Exactly reproduce each entry, leaving out nothing.

* **PROVIDED RECORDS**
= = =

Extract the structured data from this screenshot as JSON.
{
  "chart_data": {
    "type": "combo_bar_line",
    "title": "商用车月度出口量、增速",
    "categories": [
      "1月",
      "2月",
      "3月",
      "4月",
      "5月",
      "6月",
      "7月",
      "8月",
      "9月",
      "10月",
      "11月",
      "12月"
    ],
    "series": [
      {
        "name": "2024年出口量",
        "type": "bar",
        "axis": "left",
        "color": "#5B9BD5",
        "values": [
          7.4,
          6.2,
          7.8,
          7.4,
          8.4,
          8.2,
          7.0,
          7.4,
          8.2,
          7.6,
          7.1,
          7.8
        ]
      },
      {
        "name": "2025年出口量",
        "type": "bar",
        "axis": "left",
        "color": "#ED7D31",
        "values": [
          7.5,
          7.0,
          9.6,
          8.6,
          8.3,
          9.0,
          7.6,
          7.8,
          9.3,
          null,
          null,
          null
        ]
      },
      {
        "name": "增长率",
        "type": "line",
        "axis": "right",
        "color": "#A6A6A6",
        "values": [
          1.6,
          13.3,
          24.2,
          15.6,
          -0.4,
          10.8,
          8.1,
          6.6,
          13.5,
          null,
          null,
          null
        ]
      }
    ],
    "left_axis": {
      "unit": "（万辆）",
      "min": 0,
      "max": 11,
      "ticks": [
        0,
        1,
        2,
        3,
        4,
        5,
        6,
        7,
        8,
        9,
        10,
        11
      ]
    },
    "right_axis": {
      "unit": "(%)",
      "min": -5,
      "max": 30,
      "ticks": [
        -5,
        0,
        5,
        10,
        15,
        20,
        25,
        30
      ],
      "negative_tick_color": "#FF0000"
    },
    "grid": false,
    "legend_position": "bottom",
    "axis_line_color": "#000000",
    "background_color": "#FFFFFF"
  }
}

= = =

* **TASK OUTPUT**
Extract the structured data from this screenshot as JSON.
{
  "chart_data": {
    "type": "combo_bar_line",
    "title": "商用车月度出口量、增速",
    "categories": [
      "1月",
      "2月",
      "3月",
      "4月",
      "5月",
      "6月",
      "7月",
      "8月",
      "9月",
      "10月",
      "11月",
      "12月"
    ],
    "series": [
      {
        "name": "2024年出口量",
        "type": "bar",
        "axis": "left",
        "color": "#5B9BD5",
        "values": [
          7.4,
          6.2,
          7.8,
          7.4,
          8.4,
          8.2,
          7.0,
          7.4,
          8.2,
          7.6,
          7.1,
          7.8
        ]
      },
      {
        "name": "2025年出口量",
        "type": "bar",
        "axis": "left",
        "color": "#ED7D31",
        "values": [
          7.5,
          7.0,
          9.6,
          8.6,
          8.3,
          9.0,
          7.6,
          7.8,
          9.3,
          null,
          null,
          null
        ]
      },
      {
        "name": "增长率",
        "type": "line",
        "axis": "right",
        "color": "#A6A6A6",
        "values": [
          1.6,
          13.3,
          24.2,
          15.6,
          -0.4,
          10.8,
          8.1,
          6.6,
          13.5,
          null,
          null,
          null
        ]
      }
    ],
    "left_axis": {
      "unit": "（万辆）",
      "min": 0,
      "max": 11,
      "ticks": [
        0,
        1,
        2,
        3,
        4,
        5,
        6,
        7,
        8,
        9,
        10,
        11
      ]
    },
    "right_axis": {
      "unit": "(%)",
      "min": -5,
      "max": 30,
      "ticks": [
        -5,
        0,
        5,
        10,
        15,
        20,
        25,
        30
      ],
      "negative_tick_color": "#FF0000"
    },
    "grid": false,
    "legend_position": "bottom",
    "axis_line_color": "#000000",
    "background_color": "#FFFFFF"
  }
}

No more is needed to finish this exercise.